**Request:** Extract the lines that carry the string "JSON" from the listing.
┄┄┄┄┄┄┄┄┄┄┄┄┄┄┄┄┄┄┄┄
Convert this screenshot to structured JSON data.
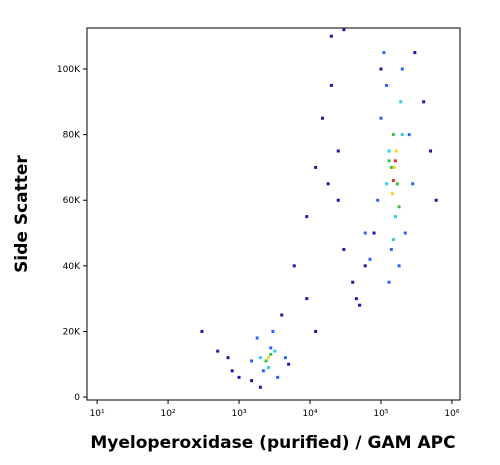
{
  "chart_data": {
    "type": "scatter",
    "x_label": "Myeloperoxidase (purified) / GAM APC",
    "y_label": "Side Scatter",
    "x_log": true,
    "xlim": [
      7.2,
      1300000
    ],
    "xticks": [
      {
        "value": 10,
        "label": "10¹"
      },
      {
        "value": 100,
        "label": "10²"
      },
      {
        "value": 1000,
        "label": "10³"
      },
      {
        "value": 10000,
        "label": "10⁴"
      },
      {
        "value": 100000,
        "label": "10⁵"
      },
      {
        "value": 1000000,
        "label": "10⁶"
      }
    ],
    "ylim": [
      -900,
      112500
    ],
    "yticks": [
      0,
      {
        "value": 20000,
        "label": "20K"
      },
      {
        "value": 40000,
        "label": "40K"
      },
      {
        "value": 60000,
        "label": "60K"
      },
      {
        "value": 80000,
        "label": "80K"
      },
      {
        "value": 100000,
        "label": "100K"
      }
    ],
    "series": [
      {
        "color": "#1a1aa8",
        "x": [
          300,
          500,
          800,
          1500,
          4000,
          6000,
          9000,
          12000,
          15000,
          20000,
          25000,
          30000,
          40000,
          50000,
          60000,
          80000,
          100000,
          300000,
          400000,
          500000,
          600000,
          20000,
          30000,
          9000,
          12000,
          700,
          1000,
          2000,
          5000,
          18000,
          25000,
          45000
        ],
        "values": [
          20000,
          14000,
          8000,
          5000,
          25000,
          40000,
          55000,
          70000,
          85000,
          95000,
          60000,
          45000,
          35000,
          28000,
          40000,
          50000,
          100000,
          105000,
          90000,
          75000,
          60000,
          110000,
          112000,
          30000,
          20000,
          12000,
          6000,
          3000,
          10000,
          65000,
          75000,
          30000
        ]
      },
      {
        "color": "#2a62ff",
        "x": [
          1800,
          2200,
          3000,
          3500,
          4500,
          1500,
          2800,
          100000,
          120000,
          200000,
          250000,
          90000,
          140000,
          220000,
          180000,
          110000,
          60000,
          70000,
          130000,
          280000
        ],
        "values": [
          18000,
          8000,
          20000,
          6000,
          12000,
          11000,
          15000,
          85000,
          95000,
          100000,
          80000,
          60000,
          45000,
          50000,
          40000,
          105000,
          50000,
          42000,
          35000,
          65000
        ]
      },
      {
        "color": "#30d0d8",
        "x": [
          2000,
          2600,
          3200,
          130000,
          200000,
          160000,
          120000,
          190000,
          150000
        ],
        "values": [
          12000,
          9000,
          14000,
          75000,
          80000,
          55000,
          65000,
          90000,
          48000
        ]
      },
      {
        "color": "#3cc040",
        "x": [
          2400,
          2800,
          140000,
          170000,
          150000,
          180000,
          130000
        ],
        "values": [
          11000,
          13000,
          70000,
          65000,
          80000,
          58000,
          72000
        ]
      },
      {
        "color": "#e8e020",
        "x": [
          2600,
          155000,
          165000,
          145000
        ],
        "values": [
          12000,
          70000,
          75000,
          62000
        ]
      },
      {
        "color": "#e03020",
        "x": [
          160000,
          150000
        ],
        "values": [
          72000,
          66000
        ]
      }
    ]
  }
}
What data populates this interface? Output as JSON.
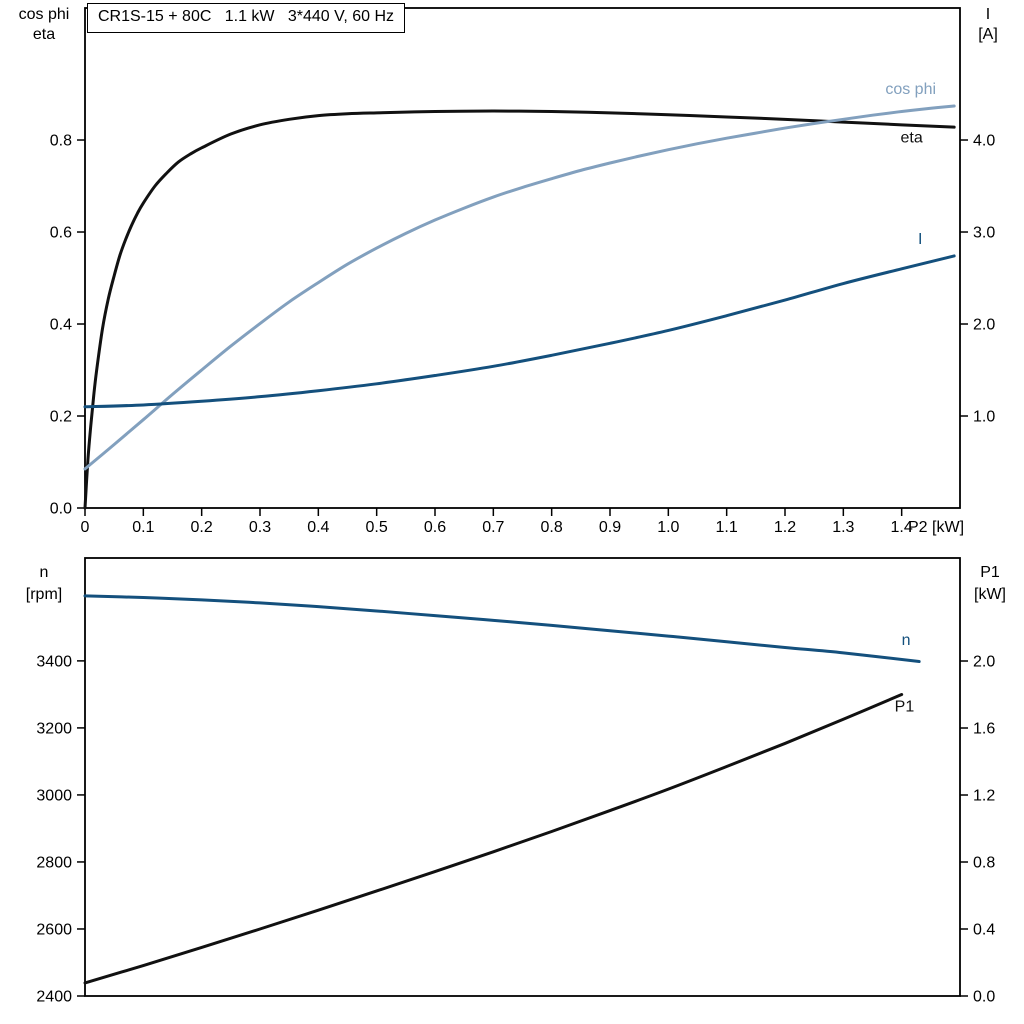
{
  "title_box": {
    "text": "CR1S-15 + 80C   1.1 kW   3*440 V, 60 Hz"
  },
  "colors": {
    "curve_black": "#111111",
    "curve_light_blue": "#82a0be",
    "curve_dark_blue": "#14507d",
    "axis": "#000000",
    "background": "#ffffff"
  },
  "chart_data": [
    {
      "id": "top",
      "type": "line",
      "title": "CR1S-15 + 80C   1.1 kW   3*440 V, 60 Hz",
      "grid": false,
      "legend": "inline-labels",
      "x_axis": {
        "label": "P2 [kW]",
        "min": 0,
        "max": 1.5,
        "ticks": [
          0,
          0.1,
          0.2,
          0.3,
          0.4,
          0.5,
          0.6,
          0.7,
          0.8,
          0.9,
          1.0,
          1.1,
          1.2,
          1.3,
          1.4
        ],
        "tick_labels": [
          "0",
          "0.1",
          "0.2",
          "0.3",
          "0.4",
          "0.5",
          "0.6",
          "0.7",
          "0.8",
          "0.9",
          "1.0",
          "1.1",
          "1.2",
          "1.3",
          "1.4"
        ],
        "show_tick_labels": true
      },
      "left_axis": {
        "header_lines": [
          "cos phi",
          "eta"
        ],
        "min": 0,
        "max": 1.087,
        "ticks": [
          0,
          0.2,
          0.4,
          0.6,
          0.8
        ],
        "tick_labels": [
          "0.0",
          "0.2",
          "0.4",
          "0.6",
          "0.8"
        ]
      },
      "right_axis": {
        "header_lines": [
          "I",
          "[A]"
        ],
        "min": 0,
        "max": 5.435,
        "ticks": [
          1,
          2,
          3,
          4
        ],
        "tick_labels": [
          "1.0",
          "2.0",
          "3.0",
          "4.0"
        ]
      },
      "series": [
        {
          "name": "eta",
          "axis": "left",
          "color": "curve_black",
          "label": "eta",
          "label_at": {
            "x": 1.398,
            "v": 0.795,
            "anchor": "start"
          },
          "points": [
            [
              0,
              0
            ],
            [
              0.005,
              0.105
            ],
            [
              0.01,
              0.18
            ],
            [
              0.015,
              0.245
            ],
            [
              0.02,
              0.3
            ],
            [
              0.03,
              0.39
            ],
            [
              0.04,
              0.455
            ],
            [
              0.05,
              0.505
            ],
            [
              0.06,
              0.55
            ],
            [
              0.07,
              0.585
            ],
            [
              0.08,
              0.615
            ],
            [
              0.09,
              0.641
            ],
            [
              0.1,
              0.663
            ],
            [
              0.12,
              0.7
            ],
            [
              0.14,
              0.728
            ],
            [
              0.16,
              0.752
            ],
            [
              0.18,
              0.769
            ],
            [
              0.2,
              0.783
            ],
            [
              0.25,
              0.813
            ],
            [
              0.3,
              0.833
            ],
            [
              0.35,
              0.845
            ],
            [
              0.4,
              0.853
            ],
            [
              0.45,
              0.857
            ],
            [
              0.5,
              0.859
            ],
            [
              0.6,
              0.862
            ],
            [
              0.7,
              0.863
            ],
            [
              0.8,
              0.862
            ],
            [
              0.9,
              0.859
            ],
            [
              1.0,
              0.855
            ],
            [
              1.1,
              0.85
            ],
            [
              1.2,
              0.845
            ],
            [
              1.3,
              0.839
            ],
            [
              1.4,
              0.833
            ],
            [
              1.49,
              0.828
            ]
          ]
        },
        {
          "name": "cos phi",
          "axis": "left",
          "color": "curve_light_blue",
          "label": "cos phi",
          "label_at": {
            "x": 1.372,
            "v": 0.9,
            "anchor": "start"
          },
          "points": [
            [
              0,
              0.085
            ],
            [
              0.05,
              0.138
            ],
            [
              0.1,
              0.192
            ],
            [
              0.15,
              0.247
            ],
            [
              0.2,
              0.3
            ],
            [
              0.25,
              0.352
            ],
            [
              0.3,
              0.401
            ],
            [
              0.35,
              0.448
            ],
            [
              0.4,
              0.49
            ],
            [
              0.45,
              0.53
            ],
            [
              0.5,
              0.565
            ],
            [
              0.55,
              0.597
            ],
            [
              0.6,
              0.626
            ],
            [
              0.65,
              0.652
            ],
            [
              0.7,
              0.676
            ],
            [
              0.75,
              0.697
            ],
            [
              0.8,
              0.716
            ],
            [
              0.85,
              0.734
            ],
            [
              0.9,
              0.75
            ],
            [
              0.95,
              0.765
            ],
            [
              1.0,
              0.779
            ],
            [
              1.05,
              0.792
            ],
            [
              1.1,
              0.804
            ],
            [
              1.15,
              0.815
            ],
            [
              1.2,
              0.826
            ],
            [
              1.25,
              0.836
            ],
            [
              1.3,
              0.845
            ],
            [
              1.35,
              0.854
            ],
            [
              1.4,
              0.862
            ],
            [
              1.45,
              0.869
            ],
            [
              1.49,
              0.874
            ]
          ]
        },
        {
          "name": "I",
          "axis": "right",
          "color": "curve_dark_blue",
          "label": "I",
          "label_at": {
            "x": 1.428,
            "v": 2.87,
            "anchor": "start"
          },
          "points": [
            [
              0,
              1.1
            ],
            [
              0.1,
              1.12
            ],
            [
              0.2,
              1.16
            ],
            [
              0.3,
              1.21
            ],
            [
              0.4,
              1.275
            ],
            [
              0.5,
              1.35
            ],
            [
              0.6,
              1.44
            ],
            [
              0.7,
              1.54
            ],
            [
              0.8,
              1.66
            ],
            [
              0.9,
              1.79
            ],
            [
              1.0,
              1.93
            ],
            [
              1.1,
              2.09
            ],
            [
              1.2,
              2.26
            ],
            [
              1.3,
              2.44
            ],
            [
              1.4,
              2.6
            ],
            [
              1.49,
              2.74
            ]
          ]
        }
      ]
    },
    {
      "id": "bottom",
      "type": "line",
      "title": "",
      "grid": false,
      "legend": "inline-labels",
      "x_axis": {
        "label": "",
        "min": 0,
        "max": 1.5,
        "ticks": [],
        "tick_labels": [],
        "show_tick_labels": false
      },
      "left_axis": {
        "header_lines": [
          "n",
          "[rpm]"
        ],
        "min": 2400,
        "max": 3707,
        "ticks": [
          2400,
          2600,
          2800,
          3000,
          3200,
          3400
        ],
        "tick_labels": [
          "2400",
          "2600",
          "2800",
          "3000",
          "3200",
          "3400"
        ]
      },
      "right_axis": {
        "header_lines": [
          "P1",
          "[kW]"
        ],
        "min": 0,
        "max": 2.615,
        "ticks": [
          0,
          0.4,
          0.8,
          1.2,
          1.6,
          2.0
        ],
        "tick_labels": [
          "0.0",
          "0.4",
          "0.8",
          "1.2",
          "1.6",
          "2.0"
        ]
      },
      "series": [
        {
          "name": "n",
          "axis": "left",
          "color": "curve_dark_blue",
          "label": "n",
          "label_at": {
            "x": 1.4,
            "v": 3448,
            "anchor": "start"
          },
          "points": [
            [
              0,
              3594
            ],
            [
              0.1,
              3589
            ],
            [
              0.2,
              3582
            ],
            [
              0.3,
              3573
            ],
            [
              0.4,
              3562
            ],
            [
              0.5,
              3549
            ],
            [
              0.6,
              3535
            ],
            [
              0.7,
              3521
            ],
            [
              0.8,
              3506
            ],
            [
              0.9,
              3490
            ],
            [
              1.0,
              3474
            ],
            [
              1.1,
              3457
            ],
            [
              1.2,
              3440
            ],
            [
              1.3,
              3424
            ],
            [
              1.43,
              3398
            ]
          ]
        },
        {
          "name": "P1",
          "axis": "right",
          "color": "curve_black",
          "label": "P1",
          "label_at": {
            "x": 1.388,
            "v": 1.7,
            "anchor": "start"
          },
          "points": [
            [
              0,
              0.078
            ],
            [
              0.1,
              0.182
            ],
            [
              0.2,
              0.29
            ],
            [
              0.3,
              0.4
            ],
            [
              0.4,
              0.512
            ],
            [
              0.5,
              0.627
            ],
            [
              0.6,
              0.743
            ],
            [
              0.7,
              0.861
            ],
            [
              0.8,
              0.982
            ],
            [
              0.9,
              1.107
            ],
            [
              1.0,
              1.235
            ],
            [
              1.1,
              1.37
            ],
            [
              1.2,
              1.508
            ],
            [
              1.3,
              1.652
            ],
            [
              1.4,
              1.8
            ]
          ]
        }
      ]
    }
  ]
}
┄┄┄┄┄┄┄┄┄┄┄┄┄┄┄┄┄┄┄┄
**Response for this exercise:**
Convert this screenshot to structured JSON data.
What data populates this interface? Output as JSON.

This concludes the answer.